> [Your task]: Copy every line of the data in which the word "centro" occurs.

> [Records for the exercise]:
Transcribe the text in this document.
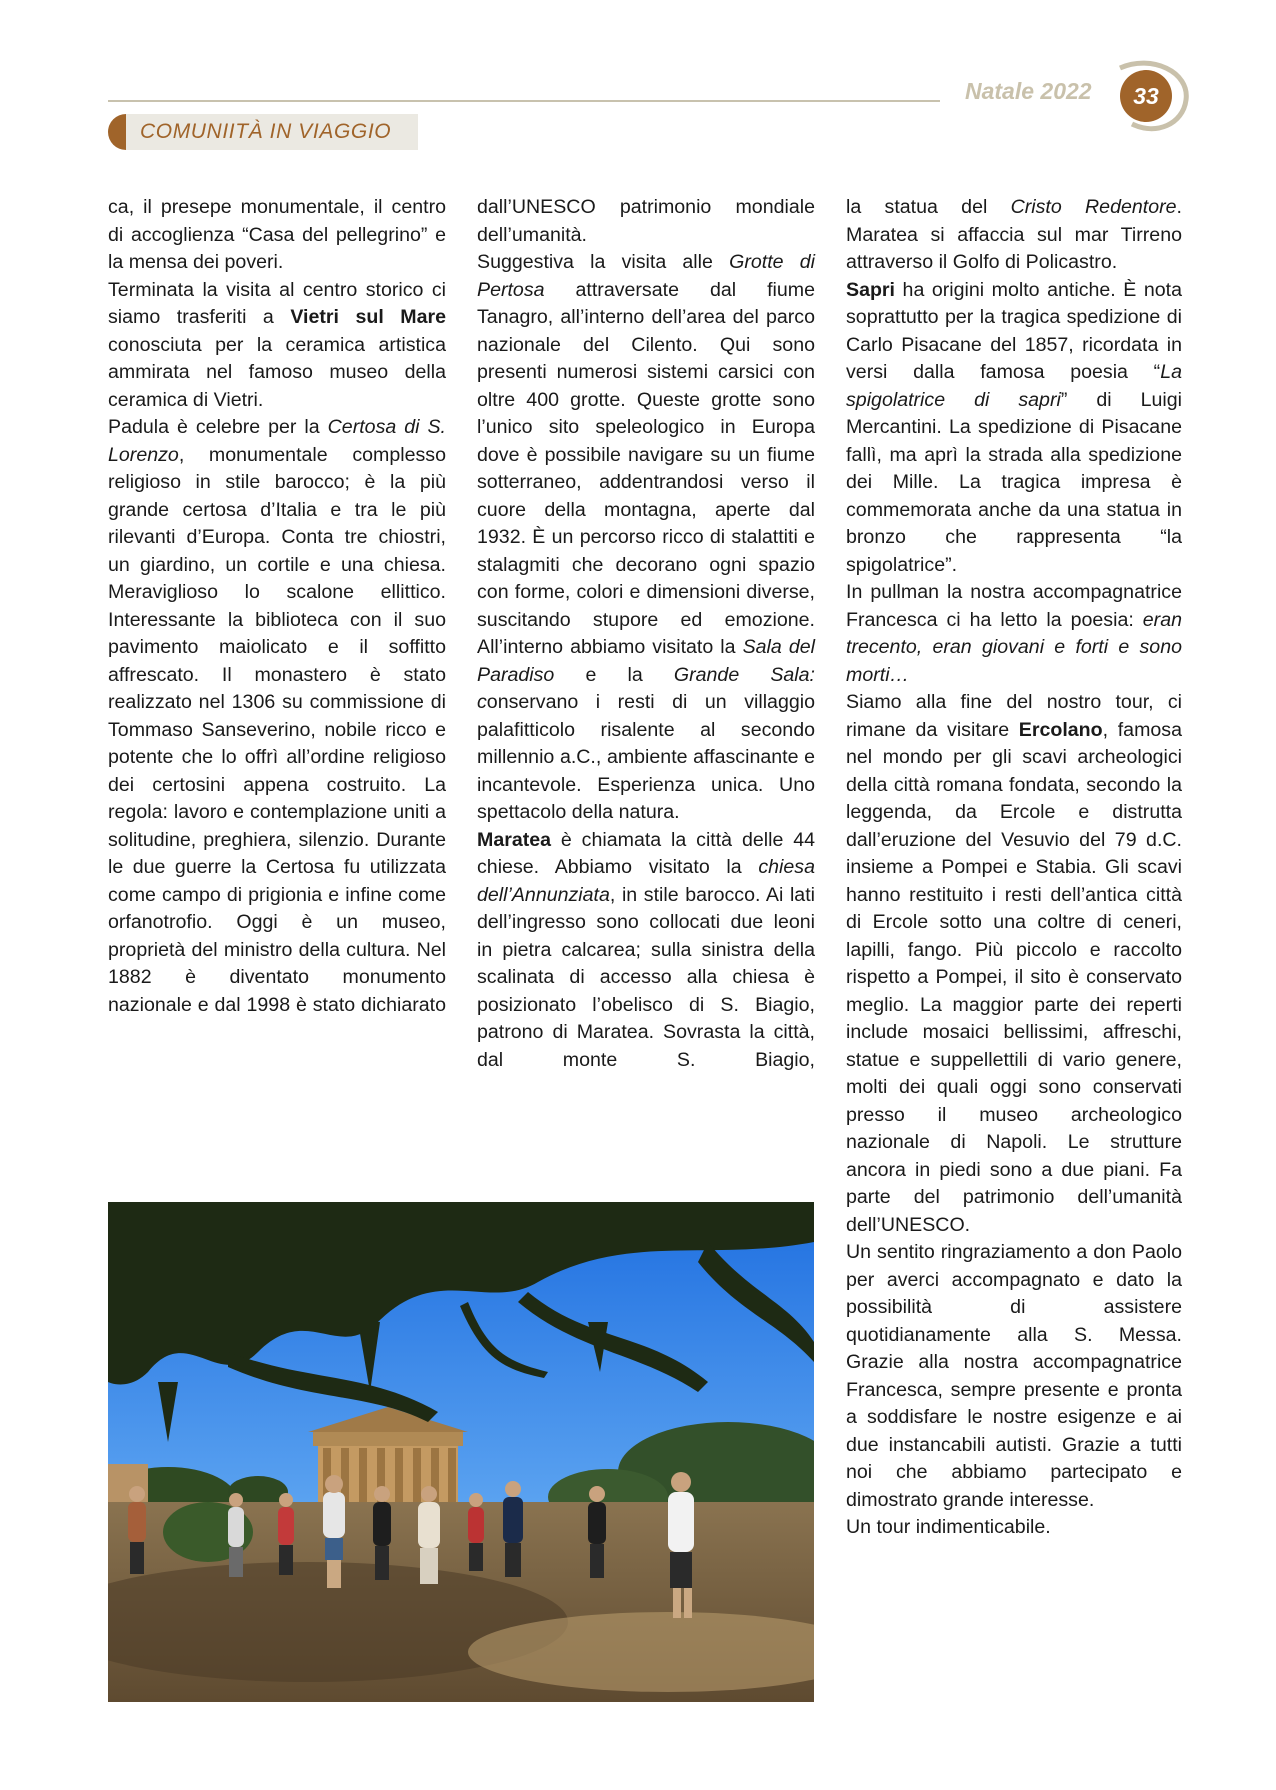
Natale 2022	33
COMUNIITÀ IN VIAGGIO

ca, il presepe monumentale, il centro di accoglienza “Casa del pellegrino” e la mensa dei poveri.

Terminata la visita al centro storico ci siamo trasferiti a Vietri sul Mare conosciuta per la ceramica artistica ammirata nel famoso museo della ceramica di Vietri.

Padula è celebre per la Certosa di S. Lorenzo, monumentale complesso religioso in stile barocco; è la più grande certosa d’Italia e tra le più rilevanti d’Europa. Conta tre chiostri, un giardino, un cortile e una chiesa. Meraviglioso lo scalone ellittico. Interessante la biblioteca con il suo pavimento maiolicato e il soffitto affrescato. Il monastero è stato realizzato nel 1306 su commissione di Tommaso Sanseverino, nobile ricco e potente che lo offrì all’ordine religioso dei certosini appena costruito. La regola: lavoro e contemplazione uniti a solitudine, preghiera, silenzio. Durante le due guerre la Certosa fu utilizzata come campo di prigionia e infine come orfanotrofio. Oggi è un museo, proprietà del ministro della cultura. Nel 1882 è diventato monumento nazionale e dal 1998 è stato dichiarato

dall’UNESCO patrimonio mondiale dell’umanità.

Suggestiva la visita alle Grotte di Pertosa attraversate dal fiume Tanagro, all’interno dell’area del parco nazionale del Cilento. Qui sono presenti numerosi sistemi carsici con oltre 400 grotte. Queste grotte sono l’unico sito speleologico in Europa dove è possibile navigare su un fiume sotterraneo, addentrandosi verso il cuore della montagna, aperte dal 1932. È un percorso ricco di stalattiti e stalagmiti che decorano ogni spazio con forme, colori e dimensioni diverse, suscitando stupore ed emozione. All’interno abbiamo visitato la Sala del Paradiso e la Grande Sala: conservano i resti di un villaggio palafitticolo risalente al secondo millennio a.C., ambiente affascinante e incantevole. Esperienza unica. Uno spettacolo della natura.

Maratea è chiamata la città delle 44 chiese. Abbiamo visitato la chiesa dell’Annunziata, in stile barocco. Ai lati dell’ingresso sono collocati due leoni in pietra calcarea; sulla sinistra della scalinata di accesso alla chiesa è posizionato l’obelisco di S. Biagio, patrono di Maratea. Sovrasta la città, dal monte S. Biagio,

la statua del Cristo Redentore. Maratea si affaccia sul mar Tirreno attraverso il Golfo di Policastro.

Sapri ha origini molto antiche. È nota soprattutto per la tragica spedizione di Carlo Pisacane del 1857, ricordata in versi dalla famosa poesia “La spigolatrice di sapri” di Luigi Mercantini. La spedizione di Pisacane fallì, ma aprì la strada alla spedizione dei Mille. La tragica impresa è commemorata anche da una statua in bronzo che rappresenta “la spigolatrice”.

In pullman la nostra accompagnatrice Francesca ci ha letto la poesia: eran trecento, eran giovani e forti e sono morti…

Siamo alla fine del nostro tour, ci rimane da visitare Ercolano, famosa nel mondo per gli scavi archeologici della città romana fondata, secondo la leggenda, da Ercole e distrutta dall’eruzione del Vesuvio del 79 d.C. insieme a Pompei e Stabia. Gli scavi hanno restituito i resti dell’antica città di Ercole sotto una coltre di ceneri, lapilli, fango. Più piccolo e raccolto rispetto a Pompei, il sito è conservato meglio. La maggior parte dei reperti include mosaici bellissimi, affreschi, statue e suppellettili di vario genere, molti dei quali oggi sono conservati presso il museo archeologico nazionale di Napoli. Le strutture ancora in piedi sono a due piani. Fa parte del patrimonio dell’umanità dell’UNESCO.

Un sentito ringraziamento a don Paolo per averci accompagnato e dato la possibilità di assistere quotidianamente alla S. Messa. Grazie alla nostra accompagnatrice Francesca, sempre presente e pronta a soddisfare le nostre esigenze e ai due instancabili autisti. Grazie a tutti noi che abbiamo partecipato e dimostrato grande interesse.

Un tour indimenticabile.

> [Output of the task]:
ca, il presepe monumentale, il centro di accoglienza “Casa del pellegrino” e la mensa dei poveri.
Terminata la visita al centro storico ci siamo trasferiti a Vietri sul Mare conosciuta per la ceramica artistica ammirata nel famoso museo della ceramica di Vietri.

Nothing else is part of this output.